— WHAT YOU HAVE TO DO —
Transcribe every line, keeping it exact.
■ ■ ■
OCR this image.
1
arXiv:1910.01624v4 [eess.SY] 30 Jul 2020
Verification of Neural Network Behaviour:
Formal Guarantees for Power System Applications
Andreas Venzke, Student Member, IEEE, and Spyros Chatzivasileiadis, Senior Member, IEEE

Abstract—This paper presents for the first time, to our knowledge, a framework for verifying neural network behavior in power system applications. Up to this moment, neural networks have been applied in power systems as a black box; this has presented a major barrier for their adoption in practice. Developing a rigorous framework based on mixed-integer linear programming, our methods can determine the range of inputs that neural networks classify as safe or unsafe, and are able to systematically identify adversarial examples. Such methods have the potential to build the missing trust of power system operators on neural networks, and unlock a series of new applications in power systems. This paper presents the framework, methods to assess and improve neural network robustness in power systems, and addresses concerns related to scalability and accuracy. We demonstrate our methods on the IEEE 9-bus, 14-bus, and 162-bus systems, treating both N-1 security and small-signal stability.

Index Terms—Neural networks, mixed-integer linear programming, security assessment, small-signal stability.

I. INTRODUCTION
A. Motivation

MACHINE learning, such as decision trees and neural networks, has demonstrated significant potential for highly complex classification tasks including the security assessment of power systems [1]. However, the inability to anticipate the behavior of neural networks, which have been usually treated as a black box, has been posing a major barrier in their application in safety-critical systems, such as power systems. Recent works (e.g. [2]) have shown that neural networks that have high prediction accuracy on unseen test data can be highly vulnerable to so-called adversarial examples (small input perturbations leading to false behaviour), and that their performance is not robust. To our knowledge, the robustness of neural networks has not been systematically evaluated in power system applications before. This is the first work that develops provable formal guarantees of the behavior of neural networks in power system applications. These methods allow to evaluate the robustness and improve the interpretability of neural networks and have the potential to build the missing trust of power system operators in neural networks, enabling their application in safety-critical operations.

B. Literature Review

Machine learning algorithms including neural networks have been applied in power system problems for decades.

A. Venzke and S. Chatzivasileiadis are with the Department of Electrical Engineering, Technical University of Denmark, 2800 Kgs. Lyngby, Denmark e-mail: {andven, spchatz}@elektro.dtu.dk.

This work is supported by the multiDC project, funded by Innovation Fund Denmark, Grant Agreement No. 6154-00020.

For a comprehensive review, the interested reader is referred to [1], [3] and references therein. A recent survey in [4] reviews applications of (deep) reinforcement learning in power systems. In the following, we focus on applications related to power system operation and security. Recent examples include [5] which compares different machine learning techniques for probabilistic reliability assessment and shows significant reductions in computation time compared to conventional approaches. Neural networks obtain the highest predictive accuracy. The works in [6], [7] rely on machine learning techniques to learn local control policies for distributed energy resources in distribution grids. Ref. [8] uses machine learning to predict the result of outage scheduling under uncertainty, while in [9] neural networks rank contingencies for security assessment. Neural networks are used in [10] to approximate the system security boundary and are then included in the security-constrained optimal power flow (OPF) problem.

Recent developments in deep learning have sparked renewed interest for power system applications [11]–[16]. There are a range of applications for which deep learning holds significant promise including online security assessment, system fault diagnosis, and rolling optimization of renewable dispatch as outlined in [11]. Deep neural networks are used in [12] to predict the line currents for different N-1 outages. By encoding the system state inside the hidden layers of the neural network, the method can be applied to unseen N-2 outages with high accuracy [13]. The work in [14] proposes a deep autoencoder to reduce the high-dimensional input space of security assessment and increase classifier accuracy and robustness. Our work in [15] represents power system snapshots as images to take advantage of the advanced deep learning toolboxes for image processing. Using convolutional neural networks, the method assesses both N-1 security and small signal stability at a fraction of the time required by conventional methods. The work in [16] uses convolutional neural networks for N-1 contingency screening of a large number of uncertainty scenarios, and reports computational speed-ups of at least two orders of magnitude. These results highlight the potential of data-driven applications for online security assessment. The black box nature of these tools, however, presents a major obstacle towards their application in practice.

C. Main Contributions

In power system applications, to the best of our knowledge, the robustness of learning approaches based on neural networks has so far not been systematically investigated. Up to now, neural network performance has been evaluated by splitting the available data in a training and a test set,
■ ■ ■
— EXERCISE RESPONSE —
OCR this image.
1
arXiv:1910.01624v4 [eess.SY] 30 Jul 2020
Verification of Neural Network Behaviour:
Formal Guarantees for Power System Applications
Andreas Venzke, Student Member, IEEE, and Spyros Chatzivasileiadis, Senior Member, IEEE

Abstract—This paper presents for the first time, to our knowledge, a framework for verifying neural network behavior in power system applications. Up to this moment, neural networks have been applied in power systems as a black box; this has presented a major barrier for their adoption in practice. Developing a rigorous framework based on mixed-integer linear programming, our methods can determine the range of inputs that neural networks classify as safe or unsafe, and are able to systematically identify adversarial examples. Such methods have the potential to build the missing trust of power system operators on neural networks, and unlock a series of new applications in power systems. This paper presents the framework, methods to assess and improve neural network robustness in power systems, and addresses concerns related to scalability and accuracy. We demonstrate our methods on the IEEE 9-bus, 14-bus, and 162-bus systems, treating both N-1 security and small-signal stability.

Index Terms—Neural networks, mixed-integer linear programming, security assessment, small-signal stability.

I. INTRODUCTION
A. Motivation

MACHINE learning, such as decision trees and neural networks, has demonstrated significant potential for highly complex classification tasks including the security assessment of power systems [1]. However, the inability to anticipate the behavior of neural networks, which have been usually treated as a black box, has been posing a major barrier in their application in safety-critical systems, such as power systems. Recent works (e.g. [2]) have shown that neural networks that have high prediction accuracy on unseen test data can be highly vulnerable to so-called adversarial examples (small input perturbations leading to false behaviour), and that their performance is not robust. To our knowledge, the robustness of neural networks has not been systematically evaluated in power system applications before. This is the first work that develops provable formal guarantees of the behavior of neural networks in power system applications. These methods allow to evaluate the robustness and improve the interpretability of neural networks and have the potential to build the missing trust of power system operators in neural networks, enabling their application in safety-critical operations.

B. Literature Review

Machine learning algorithms including neural networks have been applied in power system problems for decades.

A. Venzke and S. Chatzivasileiadis are with the Department of Electrical Engineering, Technical University of Denmark, 2800 Kgs. Lyngby, Denmark e-mail: {andven, spchatz}@elektro.dtu.dk.

This work is supported by the multiDC project, funded by Innovation Fund Denmark, Grant Agreement No. 6154-00020.

For a comprehensive review, the interested reader is referred to [1], [3] and references therein. A recent survey in [4] reviews applications of (deep) reinforcement learning in power systems. In the following, we focus on applications related to power system operation and security. Recent examples include [5] which compares different machine learning techniques for probabilistic reliability assessment and shows significant reductions in computation time compared to conventional approaches. Neural networks obtain the highest predictive accuracy. The works in [6], [7] rely on machine learning techniques to learn local control policies for distributed energy resources in distribution grids. Ref. [8] uses machine learning to predict the result of outage scheduling under uncertainty, while in [9] neural networks rank contingencies for security assessment. Neural networks are used in [10] to approximate the system security boundary and are then included in the security-constrained optimal power flow (OPF) problem.

Recent developments in deep learning have sparked renewed interest for power system applications [11]–[16]. There are a range of applications for which deep learning holds significant promise including online security assessment, system fault diagnosis, and rolling optimization of renewable dispatch as outlined in [11]. Deep neural networks are used in [12] to predict the line currents for different N-1 outages. By encoding the system state inside the hidden layers of the neural network, the method can be applied to unseen N-2 outages with high accuracy [13]. The work in [14] proposes a deep autoencoder to reduce the high-dimensional input space of security assessment and increase classifier accuracy and robustness. Our work in [15] represents power system snapshots as images to take advantage of the advanced deep learning toolboxes for image processing. Using convolutional neural networks, the method assesses both N-1 security and small signal stability at a fraction of the time required by conventional methods. The work in [16] uses convolutional neural networks for N-1 contingency screening of a large number of uncertainty scenarios, and reports computational speed-ups of at least two orders of magnitude. These results highlight the potential of data-driven applications for online security assessment. The black box nature of these tools, however, presents a major obstacle towards their application in practice.

C. Main Contributions

In power system applications, to the best of our knowledge, the robustness of learning approaches based on neural networks has so far not been systematically investigated. Up to now, neural network performance has been evaluated by splitting the available data in a training and a test set,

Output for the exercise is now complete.